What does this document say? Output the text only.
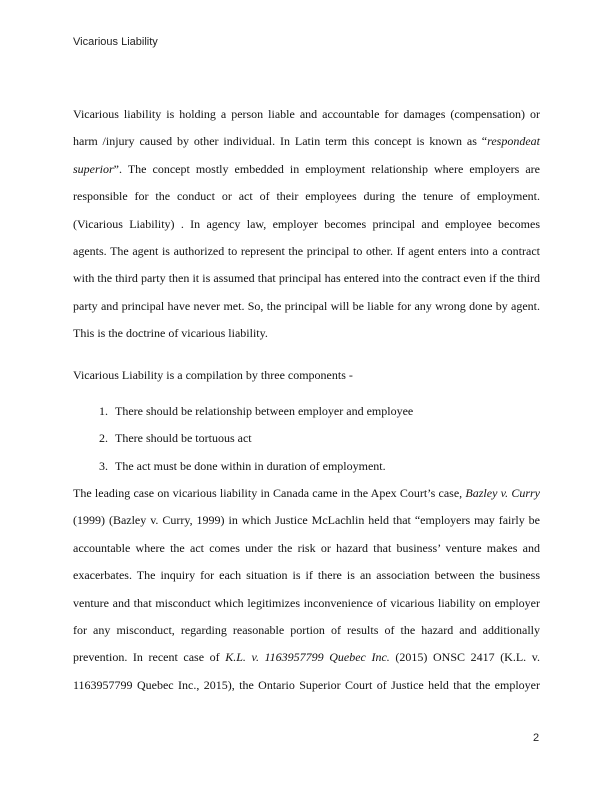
Vicarious Liability
Vicarious liability is holding a person liable and accountable for damages (compensation) or
harm /injury caused by other individual. In Latin term this concept is known as “respondeat
superior”. The concept mostly embedded in employment relationship where employers are
responsible for the conduct or act of their employees during the tenure of employment.
(Vicarious Liability) . In agency law, employer becomes principal and employee becomes
agents. The agent is authorized to represent the principal to other. If agent enters into a contract
with the third party then it is assumed that principal has entered into the contract even if the third
party and principal have never met. So, the principal will be liable for any wrong done by agent.
This is the doctrine of vicarious liability.
Vicarious Liability is a compilation by three components -
1. There should be relationship between employer and employee
2. There should be tortuous act
3. The act must be done within in duration of employment.
The leading case on vicarious liability in Canada came in the Apex Court’s case, Bazley v. Curry
(1999) (Bazley v. Curry, 1999) in which Justice McLachlin held that “employers may fairly be
accountable where the act comes under the risk or hazard that business’ venture makes and
exacerbates. The inquiry for each situation is if there is an association between the business
venture and that misconduct which legitimizes inconvenience of vicarious liability on employer
for any misconduct, regarding reasonable portion of results of the hazard and additionally
prevention. In recent case of K.L. v. 1163957799 Quebec Inc. (2015) ONSC 2417 (K.L. v.
1163957799 Quebec Inc., 2015), the Ontario Superior Court of Justice held that the employer
2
──────
REQUIRED WORK: Repeat each line of the records above exactly, but do not copy the pictures.

WRITTEN ANSWER:
What does this document say? Output the text only.
Vicarious Liability
Vicarious liability is holding a person liable and accountable for damages (compensation) or
harm /injury caused by other individual. In Latin term this concept is known as “respondeat
superior”. The concept mostly embedded in employment relationship where employers are
responsible for the conduct or act of their employees during the tenure of employment.
(Vicarious Liability) . In agency law, employer becomes principal and employee becomes
agents. The agent is authorized to represent the principal to other. If agent enters into a contract
with the third party then it is assumed that principal has entered into the contract even if the third
party and principal have never met. So, the principal will be liable for any wrong done by agent.
This is the doctrine of vicarious liability.
Vicarious Liability is a compilation by three components -
1. There should be relationship between employer and employee
2. There should be tortuous act
3. The act must be done within in duration of employment.
The leading case on vicarious liability in Canada came in the Apex Court’s case, Bazley v. Curry
(1999) (Bazley v. Curry, 1999) in which Justice McLachlin held that “employers may fairly be
accountable where the act comes under the risk or hazard that business’ venture makes and
exacerbates. The inquiry for each situation is if there is an association between the business
venture and that misconduct which legitimizes inconvenience of vicarious liability on employer
for any misconduct, regarding reasonable portion of results of the hazard and additionally
prevention. In recent case of K.L. v. 1163957799 Quebec Inc. (2015) ONSC 2417 (K.L. v.
1163957799 Quebec Inc., 2015), the Ontario Superior Court of Justice held that the employer
2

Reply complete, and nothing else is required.